→ Given exercise: Print every line of the records below exactly as given, with the pictures left out.

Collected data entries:
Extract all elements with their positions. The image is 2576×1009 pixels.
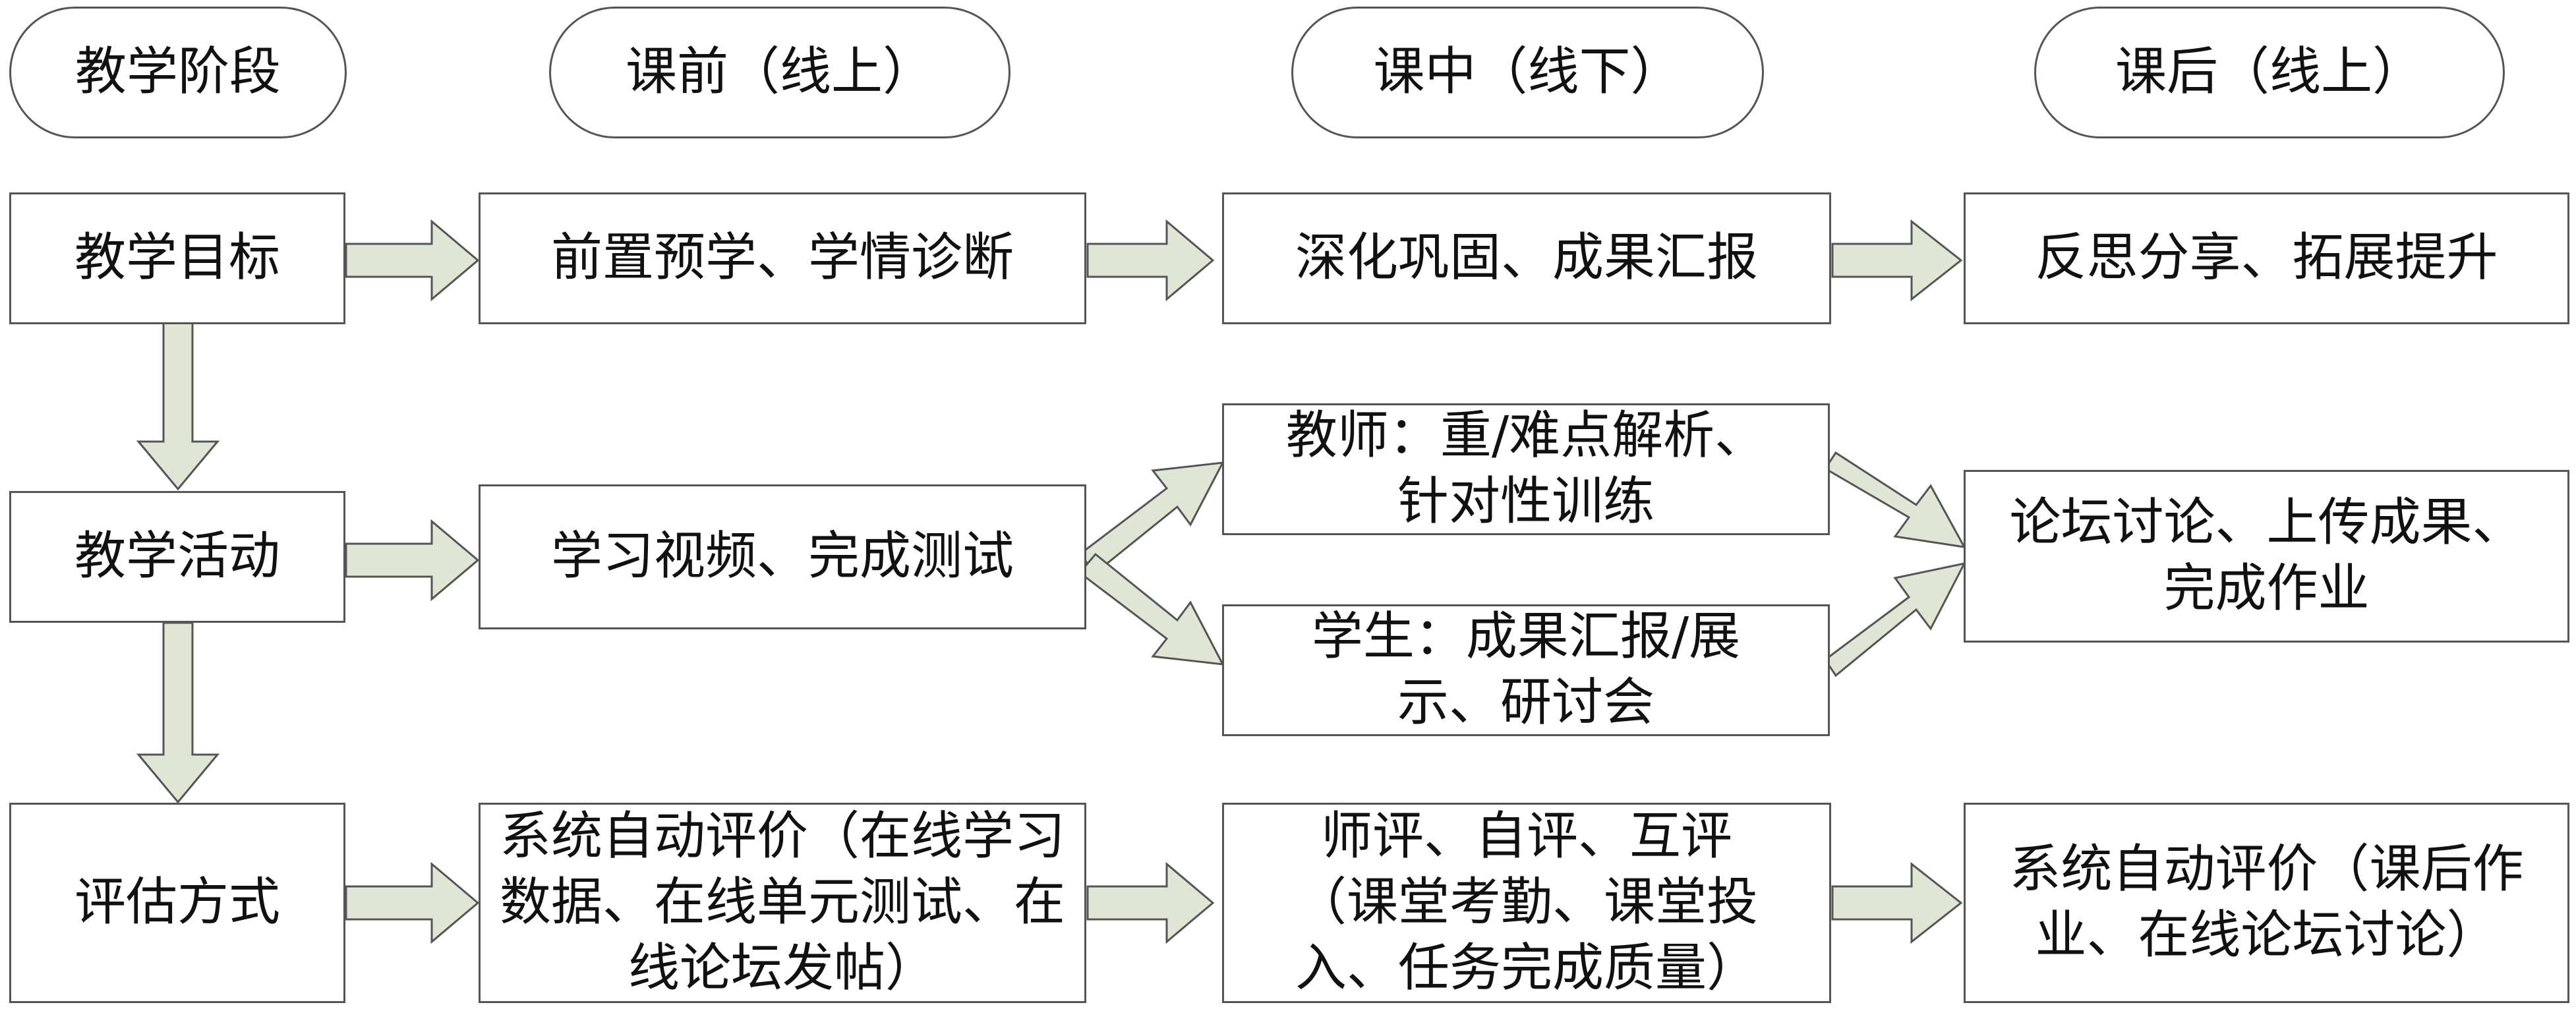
- assessment-after-box: 系统自动评价（课后作业、在线论坛讨论）: [1964, 803, 2569, 1003]
- goals-during-box: 深化巩固、成果汇报: [1222, 192, 1831, 324]
- arrow-goals-to-before: [345, 219, 480, 302]
- stage-during-label: 课中（线下）: [1373, 42, 1682, 102]
- arrow-during-to-after-goals: [1831, 219, 1963, 302]
- activities-student-box: 学生：成果汇报/展示、研讨会: [1222, 604, 1830, 736]
- activities-before-text: 学习视频、完成测试: [550, 527, 1014, 587]
- assessment-during-box: 师评、自评、互评（课堂考勤、课堂投入、任务完成质量）: [1222, 803, 1831, 1003]
- arrow-goals-to-activities: [136, 322, 220, 491]
- goals-before-text: 前置预学、学情诊断: [550, 228, 1014, 288]
- row-goals-label-box: 教学目标: [9, 192, 345, 324]
- assessment-before-text: 系统自动评价（在线学习数据、在线单元测试、在线论坛发帖）: [499, 807, 1065, 998]
- arrow-activities-to-before: [345, 519, 480, 602]
- row-activities-label-box: 教学活动: [9, 491, 345, 623]
- arrow-activities-to-assessment: [136, 621, 220, 804]
- stage-before-pill: 课前（线上）: [549, 7, 1010, 138]
- row-goals-label: 教学目标: [74, 228, 280, 288]
- arrow-student-to-after: [1823, 562, 1966, 677]
- stage-after-pill: 课后（线上）: [2034, 7, 2505, 138]
- activities-after-text: 论坛讨论、上传成果、完成作业: [2009, 493, 2524, 618]
- arrow-during-to-after-assessment: [1831, 861, 1963, 944]
- assessment-before-box: 系统自动评价（在线学习数据、在线单元测试、在线论坛发帖）: [479, 803, 1086, 1003]
- activities-before-box: 学习视频、完成测试: [479, 484, 1086, 629]
- assessment-during-text: 师评、自评、互评（课堂考勤、课堂投入、任务完成质量）: [1295, 807, 1758, 998]
- goals-before-box: 前置预学、学情诊断: [479, 192, 1086, 324]
- activities-teacher-box: 教师：重/难点解析、针对性训练: [1222, 403, 1830, 535]
- arrow-before-to-during-assessment: [1086, 861, 1215, 944]
- stage-header-pill: 教学阶段: [9, 7, 347, 138]
- arrow-before-to-during-goals: [1086, 219, 1215, 302]
- row-assessment-label-box: 评估方式: [9, 803, 345, 1003]
- stage-after-label: 课后（线上）: [2115, 42, 2424, 102]
- goals-after-box: 反思分享、拓展提升: [1964, 192, 2569, 324]
- row-assessment-label: 评估方式: [74, 873, 280, 933]
- goals-after-text: 反思分享、拓展提升: [2035, 228, 2498, 288]
- activities-after-box: 论坛讨论、上传成果、完成作业: [1964, 470, 2569, 643]
- goals-during-text: 深化巩固、成果汇报: [1295, 228, 1758, 288]
- arrow-before-to-student: [1078, 552, 1225, 666]
- row-activities-label: 教学活动: [74, 527, 280, 587]
- stage-during-pill: 课中（线下）: [1291, 7, 1764, 138]
- arrow-assessment-to-before: [345, 861, 480, 944]
- stage-before-label: 课前（线上）: [625, 42, 934, 102]
- assessment-after-text: 系统自动评价（课后作业、在线论坛讨论）: [2009, 840, 2524, 965]
- activities-student-text: 学生：成果汇报/展示、研讨会: [1311, 607, 1741, 732]
- activities-teacher-text: 教师：重/难点解析、针对性训练: [1285, 406, 1767, 531]
- arrow-before-to-teacher: [1078, 461, 1225, 575]
- arrow-teacher-to-after: [1823, 451, 1966, 548]
- stage-header-label: 教学阶段: [74, 42, 281, 102]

→ Task response:
Extract all elements with their positions. The image is 2576×1009 pixels.
- assessment-after-box: 系统自动评价（课后作业、在线论坛讨论）: [1964, 803, 2569, 1003]
- goals-during-box: 深化巩固、成果汇报: [1222, 192, 1831, 324]
- arrow-goals-to-before: [345, 219, 480, 302]
- stage-during-label: 课中（线下）: [1373, 42, 1682, 102]
- arrow-during-to-after-goals: [1831, 219, 1963, 302]
- activities-student-box: 学生：成果汇报/展示、研讨会: [1222, 604, 1830, 736]
- activities-before-text: 学习视频、完成测试: [550, 527, 1014, 587]
- assessment-during-box: 师评、自评、互评（课堂考勤、课堂投入、任务完成质量）: [1222, 803, 1831, 1003]
- arrow-goals-to-activities: [136, 322, 220, 491]
- goals-before-text: 前置预学、学情诊断: [550, 228, 1014, 288]
- row-goals-label-box: 教学目标: [9, 192, 345, 324]
- assessment-before-text: 系统自动评价（在线学习数据、在线单元测试、在线论坛发帖）: [499, 807, 1065, 998]
- arrow-activities-to-before: [345, 519, 480, 602]
- row-activities-label-box: 教学活动: [9, 491, 345, 623]
- arrow-activities-to-assessment: [136, 621, 220, 804]
- stage-before-pill: 课前（线上）: [549, 7, 1010, 138]
- row-goals-label: 教学目标: [74, 228, 280, 288]
- arrow-student-to-after: [1823, 562, 1966, 677]
- stage-after-pill: 课后（线上）: [2034, 7, 2505, 138]
- activities-after-text: 论坛讨论、上传成果、完成作业: [2009, 493, 2524, 618]
- arrow-during-to-after-assessment: [1831, 861, 1963, 944]
- assessment-before-box: 系统自动评价（在线学习数据、在线单元测试、在线论坛发帖）: [479, 803, 1086, 1003]
- activities-before-box: 学习视频、完成测试: [479, 484, 1086, 629]
- assessment-during-text: 师评、自评、互评（课堂考勤、课堂投入、任务完成质量）: [1295, 807, 1758, 998]
- goals-before-box: 前置预学、学情诊断: [479, 192, 1086, 324]
- activities-teacher-box: 教师：重/难点解析、针对性训练: [1222, 403, 1830, 535]
- arrow-before-to-during-assessment: [1086, 861, 1215, 944]
- stage-header-pill: 教学阶段: [9, 7, 347, 138]
- arrow-before-to-during-goals: [1086, 219, 1215, 302]
- row-assessment-label-box: 评估方式: [9, 803, 345, 1003]
- stage-after-label: 课后（线上）: [2115, 42, 2424, 102]
- goals-after-box: 反思分享、拓展提升: [1964, 192, 2569, 324]
- row-assessment-label: 评估方式: [74, 873, 280, 933]
- goals-after-text: 反思分享、拓展提升: [2035, 228, 2498, 288]
- activities-after-box: 论坛讨论、上传成果、完成作业: [1964, 470, 2569, 643]
- goals-during-text: 深化巩固、成果汇报: [1295, 228, 1758, 288]
- arrow-before-to-student: [1078, 552, 1225, 666]
- row-activities-label: 教学活动: [74, 527, 280, 587]
- stage-during-pill: 课中（线下）: [1291, 7, 1764, 138]
- arrow-assessment-to-before: [345, 861, 480, 944]
- stage-before-label: 课前（线上）: [625, 42, 934, 102]
- assessment-after-text: 系统自动评价（课后作业、在线论坛讨论）: [2009, 840, 2524, 965]
- activities-student-text: 学生：成果汇报/展示、研讨会: [1311, 607, 1741, 732]
- activities-teacher-text: 教师：重/难点解析、针对性训练: [1285, 406, 1767, 531]
- arrow-before-to-teacher: [1078, 461, 1225, 575]
- arrow-teacher-to-after: [1823, 451, 1966, 548]
- stage-header-label: 教学阶段: [74, 42, 281, 102]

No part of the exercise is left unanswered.